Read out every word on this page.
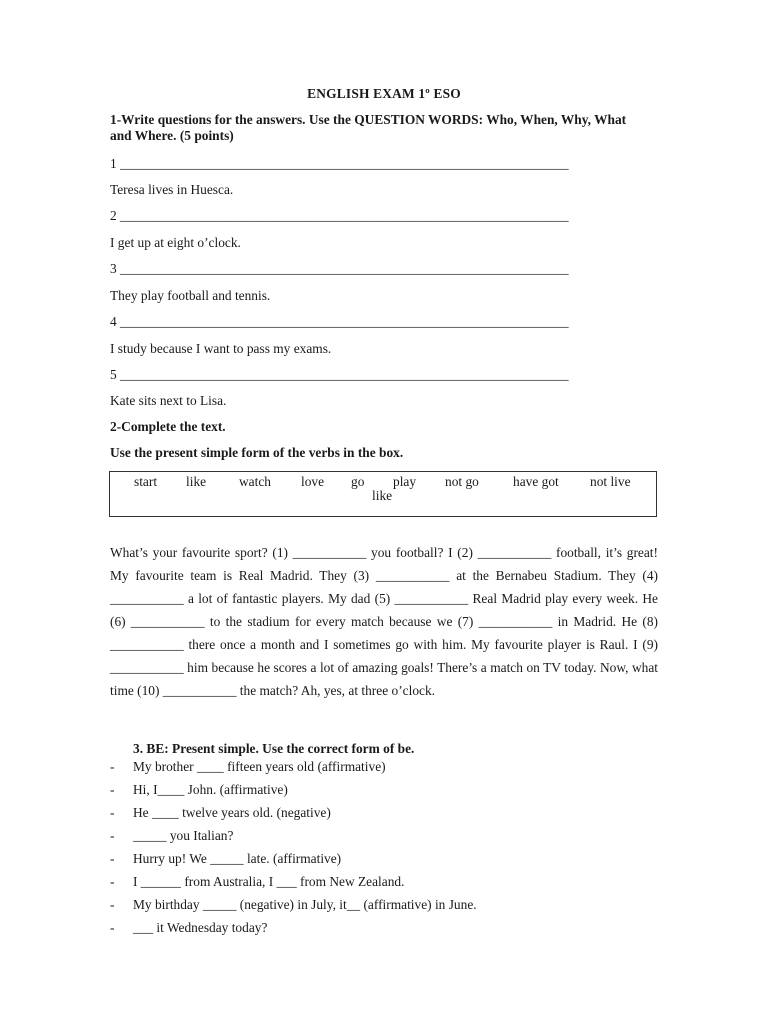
ENGLISH EXAM 1º ESO
1-Write questions for the answers. Use the QUESTION WORDS: Who, When, Why, What and Where. (5 points)
1 ___________________________________________________________________
Teresa lives in Huesca.
2 ___________________________________________________________________
I get up at eight o’clock.
3 ___________________________________________________________________
They play football and tennis.
4 ___________________________________________________________________
I study because I want to pass my exams.
5 ___________________________________________________________________
Kate sits next to Lisa.
2-Complete the text.
Use the present simple form of the verbs in the box.
start like watch love go play not go	have got not live
like
What’s your favourite sport? (1) ___________ you football? I (2) ___________ football, it’s great! My favourite team is Real Madrid. They (3) ___________ at the Bernabeu Stadium. They (4) ___________ a lot of fantastic players. My dad (5) ___________ Real Madrid play every week. He (6) ___________ to the stadium for every match because we (7) ___________ in Madrid. He (8) ___________ there once a month and I sometimes go with him. My favourite player is Raul. I (9) ___________ him because he scores a lot of amazing goals! There’s a match on TV today. Now, what time (10) ___________ the match? Ah, yes, at three o’clock.
3. BE: Present simple. Use the correct form of be.
- My brother ____ fifteen years old (affirmative)
- Hi, I____ John. (affirmative)
- He ____ twelve years old. (negative)
- _____ you Italian?
- Hurry up! We _____ late. (affirmative)
- I ______ from Australia, I ___ from New Zealand.
- My birthday _____ (negative) in July, it__ (affirmative) in June.
- ___ it Wednesday today?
◇ ◇ ◇ ◇ ◇ ◇ ◇
> AIM OF THE EXERCISE
Report all lines of the data that include the word "football".

> SOLUTION
They play football and tennis.
What’s your favourite sport? (1) ___________ you football? I (2) ___________ football, it’s great! My favourite team is Real Madrid. They (3) ___________ at the Bernabeu Stadium. They (4) ___________ a lot of fantastic players. My dad (5) ___________ Real Madrid play every week. He (6) ___________ to the stadium for every match because we (7) ___________ in Madrid. He (8) ___________ there once a month and I sometimes go with him. My favourite player is Raul. I (9) ___________ him because he scores a lot of amazing goals! There’s a match on TV today. Now, what time (10) ___________ the match? Ah, yes, at three o’clock.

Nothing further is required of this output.